Instruction: How many lines in this material include the string "Bussigny"? Answer with the number and nothing further.

(Entries with figure data)
%%
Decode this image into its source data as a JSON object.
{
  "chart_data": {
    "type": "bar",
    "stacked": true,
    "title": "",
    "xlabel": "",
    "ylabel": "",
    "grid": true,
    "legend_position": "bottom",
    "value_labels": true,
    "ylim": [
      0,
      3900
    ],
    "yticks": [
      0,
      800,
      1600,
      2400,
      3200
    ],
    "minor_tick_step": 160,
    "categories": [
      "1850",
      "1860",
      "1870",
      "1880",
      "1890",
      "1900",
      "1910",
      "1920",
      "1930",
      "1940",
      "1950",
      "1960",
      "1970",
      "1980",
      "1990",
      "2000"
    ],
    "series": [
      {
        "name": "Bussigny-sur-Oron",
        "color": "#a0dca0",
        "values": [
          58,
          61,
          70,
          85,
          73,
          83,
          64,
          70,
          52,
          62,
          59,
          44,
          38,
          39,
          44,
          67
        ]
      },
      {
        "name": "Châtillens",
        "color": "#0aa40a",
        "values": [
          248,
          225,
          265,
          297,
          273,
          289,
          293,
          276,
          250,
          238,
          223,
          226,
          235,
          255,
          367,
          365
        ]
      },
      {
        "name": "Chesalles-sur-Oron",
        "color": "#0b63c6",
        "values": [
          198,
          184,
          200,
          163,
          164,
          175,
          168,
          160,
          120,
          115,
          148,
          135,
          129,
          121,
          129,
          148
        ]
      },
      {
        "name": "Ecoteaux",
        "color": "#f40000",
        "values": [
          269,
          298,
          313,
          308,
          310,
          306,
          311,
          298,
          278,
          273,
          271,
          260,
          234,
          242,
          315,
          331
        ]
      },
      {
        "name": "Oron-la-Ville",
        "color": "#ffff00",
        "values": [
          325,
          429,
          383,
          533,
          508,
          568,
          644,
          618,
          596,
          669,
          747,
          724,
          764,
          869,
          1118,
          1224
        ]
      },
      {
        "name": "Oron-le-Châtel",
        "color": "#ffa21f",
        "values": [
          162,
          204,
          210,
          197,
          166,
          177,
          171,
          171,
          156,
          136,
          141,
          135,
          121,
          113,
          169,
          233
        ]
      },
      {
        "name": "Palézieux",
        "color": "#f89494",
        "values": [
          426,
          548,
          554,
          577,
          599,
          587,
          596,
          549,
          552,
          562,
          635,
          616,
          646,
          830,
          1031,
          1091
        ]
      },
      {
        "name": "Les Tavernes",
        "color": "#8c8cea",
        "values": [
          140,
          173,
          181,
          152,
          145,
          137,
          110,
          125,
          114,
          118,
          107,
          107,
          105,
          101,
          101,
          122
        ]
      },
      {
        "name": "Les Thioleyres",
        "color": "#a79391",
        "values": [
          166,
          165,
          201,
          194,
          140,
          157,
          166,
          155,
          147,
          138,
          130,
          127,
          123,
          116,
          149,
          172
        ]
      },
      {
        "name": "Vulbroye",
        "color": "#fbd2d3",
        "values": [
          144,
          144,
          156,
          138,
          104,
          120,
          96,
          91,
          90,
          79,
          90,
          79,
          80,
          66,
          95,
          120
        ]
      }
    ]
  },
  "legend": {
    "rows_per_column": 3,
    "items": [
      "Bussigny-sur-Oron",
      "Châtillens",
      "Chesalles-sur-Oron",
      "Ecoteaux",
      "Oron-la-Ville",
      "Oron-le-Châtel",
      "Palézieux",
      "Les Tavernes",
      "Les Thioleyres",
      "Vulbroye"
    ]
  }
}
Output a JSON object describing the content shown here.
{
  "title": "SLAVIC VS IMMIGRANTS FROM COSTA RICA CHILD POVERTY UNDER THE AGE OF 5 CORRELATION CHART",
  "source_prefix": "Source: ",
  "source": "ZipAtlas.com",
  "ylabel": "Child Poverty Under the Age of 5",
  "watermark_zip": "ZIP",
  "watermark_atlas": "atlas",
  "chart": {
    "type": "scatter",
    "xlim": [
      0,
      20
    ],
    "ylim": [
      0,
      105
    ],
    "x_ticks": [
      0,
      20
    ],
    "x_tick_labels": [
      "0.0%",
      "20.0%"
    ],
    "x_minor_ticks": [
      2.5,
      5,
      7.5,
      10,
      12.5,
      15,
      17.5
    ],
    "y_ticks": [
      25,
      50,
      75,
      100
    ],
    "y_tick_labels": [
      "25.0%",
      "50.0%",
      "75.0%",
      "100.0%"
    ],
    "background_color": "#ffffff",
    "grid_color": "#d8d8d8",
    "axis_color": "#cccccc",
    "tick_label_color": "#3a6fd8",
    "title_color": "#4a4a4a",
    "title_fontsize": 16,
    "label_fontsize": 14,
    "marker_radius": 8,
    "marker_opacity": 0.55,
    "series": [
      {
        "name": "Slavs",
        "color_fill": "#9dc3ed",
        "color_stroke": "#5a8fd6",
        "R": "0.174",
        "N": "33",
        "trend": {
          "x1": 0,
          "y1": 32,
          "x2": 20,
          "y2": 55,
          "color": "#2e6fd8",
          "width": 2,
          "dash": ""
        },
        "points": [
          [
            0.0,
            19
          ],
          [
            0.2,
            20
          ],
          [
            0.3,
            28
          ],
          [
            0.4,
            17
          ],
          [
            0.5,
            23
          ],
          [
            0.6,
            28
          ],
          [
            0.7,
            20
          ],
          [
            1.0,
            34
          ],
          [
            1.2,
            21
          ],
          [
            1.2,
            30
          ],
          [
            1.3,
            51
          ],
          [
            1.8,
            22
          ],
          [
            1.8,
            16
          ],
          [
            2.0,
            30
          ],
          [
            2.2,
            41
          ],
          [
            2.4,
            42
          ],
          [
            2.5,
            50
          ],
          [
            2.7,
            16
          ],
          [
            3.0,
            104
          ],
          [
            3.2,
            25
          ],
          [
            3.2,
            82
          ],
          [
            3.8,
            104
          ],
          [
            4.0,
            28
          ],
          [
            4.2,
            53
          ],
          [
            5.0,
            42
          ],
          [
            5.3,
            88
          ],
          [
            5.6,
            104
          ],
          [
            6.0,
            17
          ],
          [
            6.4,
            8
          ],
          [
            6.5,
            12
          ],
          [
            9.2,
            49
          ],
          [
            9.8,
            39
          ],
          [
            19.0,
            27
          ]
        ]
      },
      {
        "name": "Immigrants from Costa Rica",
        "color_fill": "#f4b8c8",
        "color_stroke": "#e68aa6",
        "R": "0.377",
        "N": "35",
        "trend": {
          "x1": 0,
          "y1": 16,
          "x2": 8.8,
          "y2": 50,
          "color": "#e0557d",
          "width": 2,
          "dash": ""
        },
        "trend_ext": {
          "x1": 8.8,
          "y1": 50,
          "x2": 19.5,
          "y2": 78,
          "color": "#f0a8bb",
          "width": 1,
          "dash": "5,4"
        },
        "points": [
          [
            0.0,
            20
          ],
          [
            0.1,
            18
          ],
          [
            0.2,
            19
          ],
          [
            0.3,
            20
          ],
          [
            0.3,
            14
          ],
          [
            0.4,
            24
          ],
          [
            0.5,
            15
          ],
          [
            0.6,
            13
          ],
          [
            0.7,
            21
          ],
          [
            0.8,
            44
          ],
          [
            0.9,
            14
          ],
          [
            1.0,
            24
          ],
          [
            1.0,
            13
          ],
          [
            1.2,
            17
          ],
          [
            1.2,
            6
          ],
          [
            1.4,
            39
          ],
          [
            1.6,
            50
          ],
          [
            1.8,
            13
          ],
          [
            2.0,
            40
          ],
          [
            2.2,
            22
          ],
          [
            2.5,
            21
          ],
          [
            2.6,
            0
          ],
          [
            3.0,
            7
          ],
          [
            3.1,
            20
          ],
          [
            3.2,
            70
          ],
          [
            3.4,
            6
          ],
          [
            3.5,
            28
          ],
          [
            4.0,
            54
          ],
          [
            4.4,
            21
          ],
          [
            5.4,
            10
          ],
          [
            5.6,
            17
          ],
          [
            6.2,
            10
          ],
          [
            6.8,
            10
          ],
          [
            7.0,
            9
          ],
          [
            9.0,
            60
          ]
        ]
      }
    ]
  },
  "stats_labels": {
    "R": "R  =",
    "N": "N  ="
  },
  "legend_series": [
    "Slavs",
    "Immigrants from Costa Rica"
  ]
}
%%
Output for this exercise: 2